● Request
Write the count of lines that contain the word "Incident" and nothing else.
--- begin Input records ---
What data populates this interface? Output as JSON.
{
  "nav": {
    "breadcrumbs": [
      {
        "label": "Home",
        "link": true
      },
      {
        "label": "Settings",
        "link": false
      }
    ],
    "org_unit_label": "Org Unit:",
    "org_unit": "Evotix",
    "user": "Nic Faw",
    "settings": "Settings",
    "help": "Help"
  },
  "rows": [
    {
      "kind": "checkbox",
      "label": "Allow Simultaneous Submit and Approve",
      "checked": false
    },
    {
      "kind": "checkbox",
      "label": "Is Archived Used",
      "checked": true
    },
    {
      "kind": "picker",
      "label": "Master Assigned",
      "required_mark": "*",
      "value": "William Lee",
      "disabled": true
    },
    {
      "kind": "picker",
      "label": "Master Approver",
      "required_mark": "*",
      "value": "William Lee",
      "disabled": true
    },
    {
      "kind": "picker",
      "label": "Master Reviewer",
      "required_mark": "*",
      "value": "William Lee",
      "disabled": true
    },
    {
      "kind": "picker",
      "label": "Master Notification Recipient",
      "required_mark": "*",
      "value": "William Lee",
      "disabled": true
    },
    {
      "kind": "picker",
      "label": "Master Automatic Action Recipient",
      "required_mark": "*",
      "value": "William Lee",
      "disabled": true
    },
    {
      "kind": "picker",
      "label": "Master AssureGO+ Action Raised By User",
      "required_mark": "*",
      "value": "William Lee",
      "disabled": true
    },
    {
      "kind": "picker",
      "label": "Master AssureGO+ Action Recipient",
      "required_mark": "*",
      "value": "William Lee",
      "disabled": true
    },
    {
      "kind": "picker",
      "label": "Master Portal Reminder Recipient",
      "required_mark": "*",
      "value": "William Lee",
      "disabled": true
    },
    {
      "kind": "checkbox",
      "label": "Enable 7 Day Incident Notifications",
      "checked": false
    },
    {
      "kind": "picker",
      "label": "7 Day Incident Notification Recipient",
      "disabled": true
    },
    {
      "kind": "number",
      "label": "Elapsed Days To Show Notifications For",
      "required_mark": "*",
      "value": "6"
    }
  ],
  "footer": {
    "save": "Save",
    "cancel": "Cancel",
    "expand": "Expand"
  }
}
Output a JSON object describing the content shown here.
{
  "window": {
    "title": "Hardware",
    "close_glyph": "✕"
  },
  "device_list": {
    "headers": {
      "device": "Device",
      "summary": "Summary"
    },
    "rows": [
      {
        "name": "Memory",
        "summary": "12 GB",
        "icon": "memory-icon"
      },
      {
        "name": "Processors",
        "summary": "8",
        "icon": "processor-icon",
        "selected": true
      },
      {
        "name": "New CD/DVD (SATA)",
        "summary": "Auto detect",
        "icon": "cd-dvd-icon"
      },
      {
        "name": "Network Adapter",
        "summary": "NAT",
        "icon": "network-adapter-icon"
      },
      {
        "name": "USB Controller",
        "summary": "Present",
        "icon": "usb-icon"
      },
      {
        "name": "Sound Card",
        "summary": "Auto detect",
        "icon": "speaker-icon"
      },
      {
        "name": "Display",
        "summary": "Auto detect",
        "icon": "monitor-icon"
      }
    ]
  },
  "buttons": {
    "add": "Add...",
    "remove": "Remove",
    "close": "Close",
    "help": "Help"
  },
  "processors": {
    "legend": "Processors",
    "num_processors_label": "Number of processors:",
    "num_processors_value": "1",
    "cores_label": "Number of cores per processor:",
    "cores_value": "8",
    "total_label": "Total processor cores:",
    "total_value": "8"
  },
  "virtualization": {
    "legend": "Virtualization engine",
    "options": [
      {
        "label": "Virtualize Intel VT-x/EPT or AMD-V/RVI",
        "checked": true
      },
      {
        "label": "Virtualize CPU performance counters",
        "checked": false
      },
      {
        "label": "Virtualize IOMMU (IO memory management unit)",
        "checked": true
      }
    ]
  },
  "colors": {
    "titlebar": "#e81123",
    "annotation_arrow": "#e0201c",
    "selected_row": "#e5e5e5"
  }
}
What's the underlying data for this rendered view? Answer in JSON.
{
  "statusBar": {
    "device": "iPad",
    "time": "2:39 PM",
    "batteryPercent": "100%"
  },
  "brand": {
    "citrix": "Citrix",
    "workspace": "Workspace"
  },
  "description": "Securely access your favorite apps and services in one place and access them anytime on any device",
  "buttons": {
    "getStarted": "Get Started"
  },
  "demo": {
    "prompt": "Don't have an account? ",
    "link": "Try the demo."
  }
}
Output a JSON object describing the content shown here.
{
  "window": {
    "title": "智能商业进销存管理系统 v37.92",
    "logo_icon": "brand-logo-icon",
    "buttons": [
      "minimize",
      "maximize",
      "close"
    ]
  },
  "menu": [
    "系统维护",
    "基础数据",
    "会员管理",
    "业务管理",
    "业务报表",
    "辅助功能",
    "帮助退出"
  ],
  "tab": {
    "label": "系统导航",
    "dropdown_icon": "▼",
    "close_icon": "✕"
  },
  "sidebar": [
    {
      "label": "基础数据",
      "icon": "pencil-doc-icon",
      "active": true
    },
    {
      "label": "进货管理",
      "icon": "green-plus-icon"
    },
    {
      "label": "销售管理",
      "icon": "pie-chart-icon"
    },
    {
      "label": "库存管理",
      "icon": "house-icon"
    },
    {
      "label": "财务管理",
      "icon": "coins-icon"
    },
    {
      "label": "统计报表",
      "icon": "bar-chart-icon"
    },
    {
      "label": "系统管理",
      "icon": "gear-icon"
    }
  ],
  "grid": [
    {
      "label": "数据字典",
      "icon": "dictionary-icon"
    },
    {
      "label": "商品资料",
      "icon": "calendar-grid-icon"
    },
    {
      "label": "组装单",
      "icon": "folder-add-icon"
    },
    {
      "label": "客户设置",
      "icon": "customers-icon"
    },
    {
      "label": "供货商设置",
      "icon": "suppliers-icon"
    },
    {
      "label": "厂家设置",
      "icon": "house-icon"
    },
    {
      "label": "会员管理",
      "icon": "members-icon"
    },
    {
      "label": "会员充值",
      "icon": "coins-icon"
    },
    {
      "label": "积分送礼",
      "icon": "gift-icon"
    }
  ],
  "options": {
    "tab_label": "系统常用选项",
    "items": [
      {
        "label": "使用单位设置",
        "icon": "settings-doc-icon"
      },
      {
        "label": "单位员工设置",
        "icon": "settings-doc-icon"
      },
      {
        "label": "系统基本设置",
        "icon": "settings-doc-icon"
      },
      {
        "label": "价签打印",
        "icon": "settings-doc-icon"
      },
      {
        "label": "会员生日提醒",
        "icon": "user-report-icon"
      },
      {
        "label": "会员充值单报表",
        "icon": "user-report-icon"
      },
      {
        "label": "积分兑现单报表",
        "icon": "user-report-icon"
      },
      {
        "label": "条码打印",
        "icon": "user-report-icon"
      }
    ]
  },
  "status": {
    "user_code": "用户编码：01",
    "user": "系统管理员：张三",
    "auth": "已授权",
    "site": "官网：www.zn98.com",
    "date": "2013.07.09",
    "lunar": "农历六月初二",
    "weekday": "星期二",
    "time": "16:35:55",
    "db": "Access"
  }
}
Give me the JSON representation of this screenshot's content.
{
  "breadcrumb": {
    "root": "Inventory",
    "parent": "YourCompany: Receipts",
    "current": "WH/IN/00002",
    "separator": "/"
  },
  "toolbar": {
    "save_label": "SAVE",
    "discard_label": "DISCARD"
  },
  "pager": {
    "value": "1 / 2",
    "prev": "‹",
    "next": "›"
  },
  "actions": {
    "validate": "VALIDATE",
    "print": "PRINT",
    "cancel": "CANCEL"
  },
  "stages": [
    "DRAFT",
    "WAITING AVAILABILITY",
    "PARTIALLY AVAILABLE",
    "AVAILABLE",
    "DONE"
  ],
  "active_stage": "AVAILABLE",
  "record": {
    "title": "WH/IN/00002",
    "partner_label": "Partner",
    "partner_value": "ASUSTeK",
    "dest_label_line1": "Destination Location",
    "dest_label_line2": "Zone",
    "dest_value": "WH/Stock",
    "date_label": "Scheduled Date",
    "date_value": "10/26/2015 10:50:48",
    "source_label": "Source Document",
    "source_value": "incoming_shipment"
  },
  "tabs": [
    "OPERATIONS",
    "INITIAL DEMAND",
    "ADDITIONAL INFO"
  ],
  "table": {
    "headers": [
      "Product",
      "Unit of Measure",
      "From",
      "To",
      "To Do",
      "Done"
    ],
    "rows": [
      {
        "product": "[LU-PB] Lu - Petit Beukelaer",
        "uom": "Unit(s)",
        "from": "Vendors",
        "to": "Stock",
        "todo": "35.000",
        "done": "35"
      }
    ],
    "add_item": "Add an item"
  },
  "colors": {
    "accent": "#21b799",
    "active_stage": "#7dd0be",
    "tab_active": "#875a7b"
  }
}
--- end Input records ---
● The output
2